Return the records, each one exactly as written.

** Start of Dataset extract **

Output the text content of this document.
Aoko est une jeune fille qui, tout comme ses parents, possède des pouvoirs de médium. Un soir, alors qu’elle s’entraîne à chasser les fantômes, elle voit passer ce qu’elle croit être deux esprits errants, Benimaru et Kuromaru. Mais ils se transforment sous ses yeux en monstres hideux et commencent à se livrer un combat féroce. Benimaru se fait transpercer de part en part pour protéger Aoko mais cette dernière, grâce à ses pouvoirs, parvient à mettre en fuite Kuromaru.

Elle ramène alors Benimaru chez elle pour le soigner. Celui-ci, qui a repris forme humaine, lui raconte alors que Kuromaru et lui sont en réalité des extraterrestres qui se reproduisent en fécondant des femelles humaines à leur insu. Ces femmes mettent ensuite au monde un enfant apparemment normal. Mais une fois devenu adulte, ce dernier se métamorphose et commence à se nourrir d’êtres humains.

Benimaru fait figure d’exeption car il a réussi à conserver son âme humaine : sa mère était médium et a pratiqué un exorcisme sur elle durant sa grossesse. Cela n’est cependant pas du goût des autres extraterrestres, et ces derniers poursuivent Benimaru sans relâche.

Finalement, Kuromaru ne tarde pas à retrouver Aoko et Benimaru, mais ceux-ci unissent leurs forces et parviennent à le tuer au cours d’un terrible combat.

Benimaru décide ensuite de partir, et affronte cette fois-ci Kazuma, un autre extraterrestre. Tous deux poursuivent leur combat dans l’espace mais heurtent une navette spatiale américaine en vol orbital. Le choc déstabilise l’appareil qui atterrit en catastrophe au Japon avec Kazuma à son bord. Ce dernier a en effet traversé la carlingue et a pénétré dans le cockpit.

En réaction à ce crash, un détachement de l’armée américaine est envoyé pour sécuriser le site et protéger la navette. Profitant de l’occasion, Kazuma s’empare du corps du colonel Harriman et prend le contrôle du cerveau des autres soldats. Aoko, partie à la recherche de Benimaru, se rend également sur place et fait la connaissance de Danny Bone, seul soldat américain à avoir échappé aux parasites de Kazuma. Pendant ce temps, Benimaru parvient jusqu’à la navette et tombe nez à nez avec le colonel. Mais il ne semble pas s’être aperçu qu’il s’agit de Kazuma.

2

** End of Dataset extract **

### Solved problem:
Output the text content of this document.
Aoko est une jeune fille qui, tout comme ses parents, possède des pouvoirs de médium. Un soir, alors qu’elle s’entraîne à chasser les fantômes, elle voit passer ce qu’elle croit être deux esprits errants, Benimaru et Kuromaru. Mais ils se transforment sous ses yeux en monstres hideux et commencent à se livrer un combat féroce. Benimaru se fait transpercer de part en part pour protéger Aoko mais cette dernière, grâce à ses pouvoirs, parvient à mettre en fuite Kuromaru.

Elle ramène alors Benimaru chez elle pour le soigner. Celui-ci, qui a repris forme humaine, lui raconte alors que Kuromaru et lui sont en réalité des extraterrestres qui se reproduisent en fécondant des femelles humaines à leur insu. Ces femmes mettent ensuite au monde un enfant apparemment normal. Mais une fois devenu adulte, ce dernier se métamorphose et commence à se nourrir d’êtres humains.

Benimaru fait figure d’exeption car il a réussi à conserver son âme humaine : sa mère était médium et a pratiqué un exorcisme sur elle durant sa grossesse. Cela n’est cependant pas du goût des autres extraterrestres, et ces derniers poursuivent Benimaru sans relâche.

Finalement, Kuromaru ne tarde pas à retrouver Aoko et Benimaru, mais ceux-ci unissent leurs forces et parviennent à le tuer au cours d’un terrible combat.

Benimaru décide ensuite de partir, et affronte cette fois-ci Kazuma, un autre extraterrestre. Tous deux poursuivent leur combat dans l’espace mais heurtent une navette spatiale américaine en vol orbital. Le choc déstabilise l’appareil qui atterrit en catastrophe au Japon avec Kazuma à son bord. Ce dernier a en effet traversé la carlingue et a pénétré dans le cockpit.

En réaction à ce crash, un détachement de l’armée américaine est envoyé pour sécuriser le site et protéger la navette. Profitant de l’occasion, Kazuma s’empare du corps du colonel Harriman et prend le contrôle du cerveau des autres soldats. Aoko, partie à la recherche de Benimaru, se rend également sur place et fait la connaissance de Danny Bone, seul soldat américain à avoir échappé aux parasites de Kazuma. Pendant ce temps, Benimaru parvient jusqu’à la navette et tombe nez à nez avec le colonel. Mais il ne semble pas s’être aperçu qu’il s’agit de Kazuma.

2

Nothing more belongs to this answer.